◆ **Directive**:
What follows is a block of records; reproduce all of it verbatim.

□ □ □

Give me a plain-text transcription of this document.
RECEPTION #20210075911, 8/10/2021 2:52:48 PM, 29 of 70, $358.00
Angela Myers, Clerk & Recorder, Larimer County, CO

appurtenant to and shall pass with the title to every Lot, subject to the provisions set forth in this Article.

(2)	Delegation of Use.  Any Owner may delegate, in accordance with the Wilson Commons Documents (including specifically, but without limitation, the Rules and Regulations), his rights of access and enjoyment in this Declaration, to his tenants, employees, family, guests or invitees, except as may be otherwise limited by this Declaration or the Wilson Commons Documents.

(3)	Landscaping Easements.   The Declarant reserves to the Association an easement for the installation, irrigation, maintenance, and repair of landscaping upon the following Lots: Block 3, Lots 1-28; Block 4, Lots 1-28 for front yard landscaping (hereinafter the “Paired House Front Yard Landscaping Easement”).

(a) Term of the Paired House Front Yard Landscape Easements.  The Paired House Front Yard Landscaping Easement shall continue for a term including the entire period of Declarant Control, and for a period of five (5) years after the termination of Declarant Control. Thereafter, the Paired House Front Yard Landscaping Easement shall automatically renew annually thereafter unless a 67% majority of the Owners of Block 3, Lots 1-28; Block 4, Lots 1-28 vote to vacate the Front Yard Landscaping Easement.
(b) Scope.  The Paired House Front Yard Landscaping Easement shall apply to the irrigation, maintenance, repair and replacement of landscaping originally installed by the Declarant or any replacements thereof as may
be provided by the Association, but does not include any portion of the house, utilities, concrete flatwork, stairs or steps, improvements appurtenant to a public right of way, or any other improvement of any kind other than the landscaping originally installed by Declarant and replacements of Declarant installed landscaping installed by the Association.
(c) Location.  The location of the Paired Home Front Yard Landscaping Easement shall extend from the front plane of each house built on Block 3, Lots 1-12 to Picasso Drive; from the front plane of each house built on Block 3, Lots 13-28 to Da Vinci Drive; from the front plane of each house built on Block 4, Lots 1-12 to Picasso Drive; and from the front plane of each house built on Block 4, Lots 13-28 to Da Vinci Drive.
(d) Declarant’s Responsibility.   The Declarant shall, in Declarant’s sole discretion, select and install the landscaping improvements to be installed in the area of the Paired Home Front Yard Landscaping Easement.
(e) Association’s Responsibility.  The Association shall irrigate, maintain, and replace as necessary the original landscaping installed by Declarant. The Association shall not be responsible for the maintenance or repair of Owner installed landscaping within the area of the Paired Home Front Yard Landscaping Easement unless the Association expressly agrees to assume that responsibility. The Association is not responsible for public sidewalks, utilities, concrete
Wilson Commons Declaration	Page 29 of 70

□ □ □

◆ **Output of the task**:
Give me a plain-text transcription of this document.
RECEPTION #20210075911, 8/10/2021 2:52:48 PM, 29 of 70, $358.00
Angela Myers, Clerk & Recorder, Larimer County, CO

appurtenant to and shall pass with the title to every Lot, subject to the provisions set forth in this Article.

(2)	Delegation of Use.  Any Owner may delegate, in accordance with the Wilson Commons Documents (including specifically, but without limitation, the Rules and Regulations), his rights of access and enjoyment in this Declaration, to his tenants, employees, family, guests or invitees, except as may be otherwise limited by this Declaration or the Wilson Commons Documents.

(3)	Landscaping Easements.   The Declarant reserves to the Association an easement for the installation, irrigation, maintenance, and repair of landscaping upon the following Lots: Block 3, Lots 1-28; Block 4, Lots 1-28 for front yard landscaping (hereinafter the “Paired House Front Yard Landscaping Easement”).

(a) Term of the Paired House Front Yard Landscape Easements.  The Paired House Front Yard Landscaping Easement shall continue for a term including the entire period of Declarant Control, and for a period of five (5) years after the termination of Declarant Control. Thereafter, the Paired House Front Yard Landscaping Easement shall automatically renew annually thereafter unless a 67% majority of the Owners of Block 3, Lots 1-28; Block 4, Lots 1-28 vote to vacate the Front Yard Landscaping Easement.
(b) Scope.  The Paired House Front Yard Landscaping Easement shall apply to the irrigation, maintenance, repair and replacement of landscaping originally installed by the Declarant or any replacements thereof as may
be provided by the Association, but does not include any portion of the house, utilities, concrete flatwork, stairs or steps, improvements appurtenant to a public right of way, or any other improvement of any kind other than the landscaping originally installed by Declarant and replacements of Declarant installed landscaping installed by the Association.
(c) Location.  The location of the Paired Home Front Yard Landscaping Easement shall extend from the front plane of each house built on Block 3, Lots 1-12 to Picasso Drive; from the front plane of each house built on Block 3, Lots 13-28 to Da Vinci Drive; from the front plane of each house built on Block 4, Lots 1-12 to Picasso Drive; and from the front plane of each house built on Block 4, Lots 13-28 to Da Vinci Drive.
(d) Declarant’s Responsibility.   The Declarant shall, in Declarant’s sole discretion, select and install the landscaping improvements to be installed in the area of the Paired Home Front Yard Landscaping Easement.
(e) Association’s Responsibility.  The Association shall irrigate, maintain, and replace as necessary the original landscaping installed by Declarant. The Association shall not be responsible for the maintenance or repair of Owner installed landscaping within the area of the Paired Home Front Yard Landscaping Easement unless the Association expressly agrees to assume that responsibility. The Association is not responsible for public sidewalks, utilities, concrete
Wilson Commons Declaration	Page 29 of 70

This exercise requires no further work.